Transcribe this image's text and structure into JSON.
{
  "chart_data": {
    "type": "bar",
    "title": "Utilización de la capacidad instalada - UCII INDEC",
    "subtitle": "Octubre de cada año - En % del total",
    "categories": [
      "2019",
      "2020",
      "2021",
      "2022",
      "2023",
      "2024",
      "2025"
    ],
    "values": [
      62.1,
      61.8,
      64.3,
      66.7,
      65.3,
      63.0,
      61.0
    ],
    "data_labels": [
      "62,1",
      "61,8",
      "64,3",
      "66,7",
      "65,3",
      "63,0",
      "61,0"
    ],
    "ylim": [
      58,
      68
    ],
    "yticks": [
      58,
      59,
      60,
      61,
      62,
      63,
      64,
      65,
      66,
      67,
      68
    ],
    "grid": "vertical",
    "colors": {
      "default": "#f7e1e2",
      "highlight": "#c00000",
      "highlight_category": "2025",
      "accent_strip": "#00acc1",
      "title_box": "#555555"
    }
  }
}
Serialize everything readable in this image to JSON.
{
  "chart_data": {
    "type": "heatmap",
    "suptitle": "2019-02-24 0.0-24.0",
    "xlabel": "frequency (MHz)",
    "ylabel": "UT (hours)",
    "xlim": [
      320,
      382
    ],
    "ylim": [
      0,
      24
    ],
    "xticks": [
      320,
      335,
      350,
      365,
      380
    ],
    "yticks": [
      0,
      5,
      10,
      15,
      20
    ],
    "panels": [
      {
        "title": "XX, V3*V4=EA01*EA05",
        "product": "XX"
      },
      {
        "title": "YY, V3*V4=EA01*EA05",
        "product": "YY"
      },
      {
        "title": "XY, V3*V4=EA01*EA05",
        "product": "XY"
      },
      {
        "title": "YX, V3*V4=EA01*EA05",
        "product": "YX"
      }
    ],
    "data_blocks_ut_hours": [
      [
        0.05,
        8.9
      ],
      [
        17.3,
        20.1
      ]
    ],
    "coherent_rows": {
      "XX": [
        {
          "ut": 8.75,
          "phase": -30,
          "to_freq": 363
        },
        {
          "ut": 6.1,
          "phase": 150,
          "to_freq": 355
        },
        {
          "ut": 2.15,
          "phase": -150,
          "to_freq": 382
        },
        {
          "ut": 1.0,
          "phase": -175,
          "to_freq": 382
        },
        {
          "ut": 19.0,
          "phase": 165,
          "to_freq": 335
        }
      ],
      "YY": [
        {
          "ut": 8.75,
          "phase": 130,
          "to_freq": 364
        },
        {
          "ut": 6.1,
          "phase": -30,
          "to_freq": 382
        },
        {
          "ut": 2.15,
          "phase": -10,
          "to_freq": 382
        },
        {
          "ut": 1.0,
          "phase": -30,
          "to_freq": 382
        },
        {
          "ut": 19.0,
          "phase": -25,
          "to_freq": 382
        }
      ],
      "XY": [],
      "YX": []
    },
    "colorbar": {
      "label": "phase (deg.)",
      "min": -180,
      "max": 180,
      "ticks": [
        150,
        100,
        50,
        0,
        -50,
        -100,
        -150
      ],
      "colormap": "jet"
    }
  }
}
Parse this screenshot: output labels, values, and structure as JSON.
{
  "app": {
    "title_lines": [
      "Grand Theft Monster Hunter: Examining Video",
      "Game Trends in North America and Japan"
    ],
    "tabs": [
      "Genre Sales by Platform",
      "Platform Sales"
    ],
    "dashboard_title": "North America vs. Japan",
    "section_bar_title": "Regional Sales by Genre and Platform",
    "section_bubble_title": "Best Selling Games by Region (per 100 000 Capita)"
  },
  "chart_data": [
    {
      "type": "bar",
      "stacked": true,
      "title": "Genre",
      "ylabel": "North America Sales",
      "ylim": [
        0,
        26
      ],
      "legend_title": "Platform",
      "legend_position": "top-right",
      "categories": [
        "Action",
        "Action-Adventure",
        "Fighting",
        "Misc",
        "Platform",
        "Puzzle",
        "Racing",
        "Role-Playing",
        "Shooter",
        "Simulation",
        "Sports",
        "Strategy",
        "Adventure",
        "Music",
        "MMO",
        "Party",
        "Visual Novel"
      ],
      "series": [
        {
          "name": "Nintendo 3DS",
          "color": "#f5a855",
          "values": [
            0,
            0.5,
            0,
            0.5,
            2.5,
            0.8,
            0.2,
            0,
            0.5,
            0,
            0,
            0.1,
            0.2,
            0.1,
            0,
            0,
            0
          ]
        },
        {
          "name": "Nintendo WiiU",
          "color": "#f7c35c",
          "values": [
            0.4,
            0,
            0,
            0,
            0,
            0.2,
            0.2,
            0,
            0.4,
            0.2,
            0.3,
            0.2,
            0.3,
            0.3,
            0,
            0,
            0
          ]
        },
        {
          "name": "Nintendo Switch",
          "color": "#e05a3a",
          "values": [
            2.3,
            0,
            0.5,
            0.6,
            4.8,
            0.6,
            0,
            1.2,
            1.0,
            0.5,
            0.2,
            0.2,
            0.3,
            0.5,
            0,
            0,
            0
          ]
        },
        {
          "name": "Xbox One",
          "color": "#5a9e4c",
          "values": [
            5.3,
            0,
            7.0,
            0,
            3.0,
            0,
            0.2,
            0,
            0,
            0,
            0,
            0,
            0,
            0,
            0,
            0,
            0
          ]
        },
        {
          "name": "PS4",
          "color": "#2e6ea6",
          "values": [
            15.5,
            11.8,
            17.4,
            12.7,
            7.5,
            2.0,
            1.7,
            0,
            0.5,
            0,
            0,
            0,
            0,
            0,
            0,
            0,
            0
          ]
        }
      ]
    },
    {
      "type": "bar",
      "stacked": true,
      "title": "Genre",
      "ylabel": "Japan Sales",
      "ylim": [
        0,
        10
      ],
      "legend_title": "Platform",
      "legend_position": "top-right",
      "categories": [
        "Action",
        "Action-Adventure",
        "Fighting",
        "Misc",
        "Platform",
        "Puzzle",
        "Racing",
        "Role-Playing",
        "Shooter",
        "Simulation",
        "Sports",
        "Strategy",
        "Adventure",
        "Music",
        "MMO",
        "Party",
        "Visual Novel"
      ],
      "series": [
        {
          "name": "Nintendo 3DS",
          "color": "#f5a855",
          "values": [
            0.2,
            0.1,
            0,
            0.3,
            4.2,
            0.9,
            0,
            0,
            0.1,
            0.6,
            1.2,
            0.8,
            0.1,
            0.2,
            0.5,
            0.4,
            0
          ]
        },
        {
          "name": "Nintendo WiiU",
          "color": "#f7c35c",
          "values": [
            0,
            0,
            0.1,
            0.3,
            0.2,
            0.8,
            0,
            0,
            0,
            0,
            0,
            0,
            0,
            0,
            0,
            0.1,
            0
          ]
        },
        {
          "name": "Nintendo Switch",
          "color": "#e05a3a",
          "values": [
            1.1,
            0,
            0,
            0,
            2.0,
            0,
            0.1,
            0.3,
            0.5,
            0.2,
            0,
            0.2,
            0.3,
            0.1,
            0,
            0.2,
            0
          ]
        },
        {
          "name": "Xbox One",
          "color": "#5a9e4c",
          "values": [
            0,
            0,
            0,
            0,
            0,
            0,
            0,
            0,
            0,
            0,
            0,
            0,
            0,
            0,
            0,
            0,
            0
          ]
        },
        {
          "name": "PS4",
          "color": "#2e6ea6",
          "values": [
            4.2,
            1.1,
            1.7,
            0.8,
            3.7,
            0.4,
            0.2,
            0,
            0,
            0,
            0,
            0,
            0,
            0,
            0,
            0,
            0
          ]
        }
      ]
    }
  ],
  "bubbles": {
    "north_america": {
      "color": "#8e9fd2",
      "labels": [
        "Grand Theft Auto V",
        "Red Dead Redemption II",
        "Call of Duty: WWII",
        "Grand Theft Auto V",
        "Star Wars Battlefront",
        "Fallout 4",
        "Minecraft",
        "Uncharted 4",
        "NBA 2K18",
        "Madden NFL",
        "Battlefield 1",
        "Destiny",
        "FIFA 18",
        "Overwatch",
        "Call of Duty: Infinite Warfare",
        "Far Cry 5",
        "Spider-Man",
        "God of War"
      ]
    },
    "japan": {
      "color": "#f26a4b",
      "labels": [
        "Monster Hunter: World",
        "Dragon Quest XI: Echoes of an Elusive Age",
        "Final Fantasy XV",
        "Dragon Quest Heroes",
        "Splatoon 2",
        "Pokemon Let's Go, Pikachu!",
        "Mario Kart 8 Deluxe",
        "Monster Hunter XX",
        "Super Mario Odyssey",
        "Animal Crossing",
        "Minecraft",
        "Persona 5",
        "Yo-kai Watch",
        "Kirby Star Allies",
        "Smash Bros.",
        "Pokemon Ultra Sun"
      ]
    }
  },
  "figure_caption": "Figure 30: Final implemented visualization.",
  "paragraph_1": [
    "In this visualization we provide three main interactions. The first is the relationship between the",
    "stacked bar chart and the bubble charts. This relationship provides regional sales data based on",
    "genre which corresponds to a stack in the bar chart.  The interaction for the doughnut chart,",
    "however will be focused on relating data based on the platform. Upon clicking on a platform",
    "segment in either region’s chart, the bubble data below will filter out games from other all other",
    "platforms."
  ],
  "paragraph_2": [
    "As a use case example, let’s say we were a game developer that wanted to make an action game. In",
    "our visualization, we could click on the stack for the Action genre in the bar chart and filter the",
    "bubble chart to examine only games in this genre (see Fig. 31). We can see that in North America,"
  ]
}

TASK DESCRIPTION: Determine how many of the lines above hold the word "Pokemon", and output that number by itself.

ANSWER TO THE TASK: 2